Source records
........

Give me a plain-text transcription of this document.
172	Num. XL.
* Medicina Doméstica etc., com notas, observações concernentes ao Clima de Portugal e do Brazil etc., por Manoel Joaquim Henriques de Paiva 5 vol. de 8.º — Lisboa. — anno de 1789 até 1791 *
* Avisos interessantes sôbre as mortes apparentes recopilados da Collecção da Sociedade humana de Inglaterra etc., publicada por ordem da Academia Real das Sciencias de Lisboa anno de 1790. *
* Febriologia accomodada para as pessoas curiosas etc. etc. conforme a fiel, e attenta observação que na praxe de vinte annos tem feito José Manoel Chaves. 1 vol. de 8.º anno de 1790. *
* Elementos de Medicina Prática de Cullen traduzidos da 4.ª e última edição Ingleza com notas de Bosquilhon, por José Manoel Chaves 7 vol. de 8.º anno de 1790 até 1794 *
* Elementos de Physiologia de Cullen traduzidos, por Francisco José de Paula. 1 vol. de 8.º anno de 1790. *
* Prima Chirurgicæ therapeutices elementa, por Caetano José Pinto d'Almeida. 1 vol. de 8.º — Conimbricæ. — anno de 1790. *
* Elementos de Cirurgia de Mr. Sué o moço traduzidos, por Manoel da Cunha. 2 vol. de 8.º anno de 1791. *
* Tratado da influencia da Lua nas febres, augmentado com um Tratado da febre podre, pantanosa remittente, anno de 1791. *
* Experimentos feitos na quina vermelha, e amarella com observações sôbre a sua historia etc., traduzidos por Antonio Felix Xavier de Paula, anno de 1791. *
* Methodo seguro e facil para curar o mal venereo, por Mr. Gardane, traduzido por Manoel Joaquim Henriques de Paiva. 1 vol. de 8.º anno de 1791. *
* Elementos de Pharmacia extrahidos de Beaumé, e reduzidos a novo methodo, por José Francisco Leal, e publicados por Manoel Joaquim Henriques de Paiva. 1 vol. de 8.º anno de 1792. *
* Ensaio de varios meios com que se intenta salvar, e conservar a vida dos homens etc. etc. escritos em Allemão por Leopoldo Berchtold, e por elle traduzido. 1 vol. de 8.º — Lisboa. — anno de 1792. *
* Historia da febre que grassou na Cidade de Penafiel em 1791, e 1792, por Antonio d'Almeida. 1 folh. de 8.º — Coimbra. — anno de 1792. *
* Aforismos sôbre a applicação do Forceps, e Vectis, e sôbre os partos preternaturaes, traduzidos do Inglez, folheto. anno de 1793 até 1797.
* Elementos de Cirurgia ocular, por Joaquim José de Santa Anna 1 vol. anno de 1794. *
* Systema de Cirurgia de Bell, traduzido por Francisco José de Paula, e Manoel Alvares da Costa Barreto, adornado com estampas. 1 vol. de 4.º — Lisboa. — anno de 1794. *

........

What to do:
Retype the listing above in full, with no alterations.

Answer for the task:
Give me a plain-text transcription of this document.
172	Num. XL.
* Medicina Doméstica etc., com notas, observações concernentes ao Clima de Portugal e do Brazil etc., por Manoel Joaquim Henriques de Paiva 5 vol. de 8.º — Lisboa. — anno de 1789 até 1791 *
* Avisos interessantes sôbre as mortes apparentes recopilados da Collecção da Sociedade humana de Inglaterra etc., publicada por ordem da Academia Real das Sciencias de Lisboa anno de 1790. *
* Febriologia accomodada para as pessoas curiosas etc. etc. conforme a fiel, e attenta observação que na praxe de vinte annos tem feito José Manoel Chaves. 1 vol. de 8.º anno de 1790. *
* Elementos de Medicina Prática de Cullen traduzidos da 4.ª e última edição Ingleza com notas de Bosquilhon, por José Manoel Chaves 7 vol. de 8.º anno de 1790 até 1794 *
* Elementos de Physiologia de Cullen traduzidos, por Francisco José de Paula. 1 vol. de 8.º anno de 1790. *
* Prima Chirurgicæ therapeutices elementa, por Caetano José Pinto d'Almeida. 1 vol. de 8.º — Conimbricæ. — anno de 1790. *
* Elementos de Cirurgia de Mr. Sué o moço traduzidos, por Manoel da Cunha. 2 vol. de 8.º anno de 1791. *
* Tratado da influencia da Lua nas febres, augmentado com um Tratado da febre podre, pantanosa remittente, anno de 1791. *
* Experimentos feitos na quina vermelha, e amarella com observações sôbre a sua historia etc., traduzidos por Antonio Felix Xavier de Paula, anno de 1791. *
* Methodo seguro e facil para curar o mal venereo, por Mr. Gardane, traduzido por Manoel Joaquim Henriques de Paiva. 1 vol. de 8.º anno de 1791. *
* Elementos de Pharmacia extrahidos de Beaumé, e reduzidos a novo methodo, por José Francisco Leal, e publicados por Manoel Joaquim Henriques de Paiva. 1 vol. de 8.º anno de 1792. *
* Ensaio de varios meios com que se intenta salvar, e conservar a vida dos homens etc. etc. escritos em Allemão por Leopoldo Berchtold, e por elle traduzido. 1 vol. de 8.º — Lisboa. — anno de 1792. *
* Historia da febre que grassou na Cidade de Penafiel em 1791, e 1792, por Antonio d'Almeida. 1 folh. de 8.º — Coimbra. — anno de 1792. *
* Aforismos sôbre a applicação do Forceps, e Vectis, e sôbre os partos preternaturaes, traduzidos do Inglez, folheto. anno de 1793 até 1797.
* Elementos de Cirurgia ocular, por Joaquim José de Santa Anna 1 vol. anno de 1794. *
* Systema de Cirurgia de Bell, traduzido por Francisco José de Paula, e Manoel Alvares da Costa Barreto, adornado com estampas. 1 vol. de 4.º — Lisboa. — anno de 1794. *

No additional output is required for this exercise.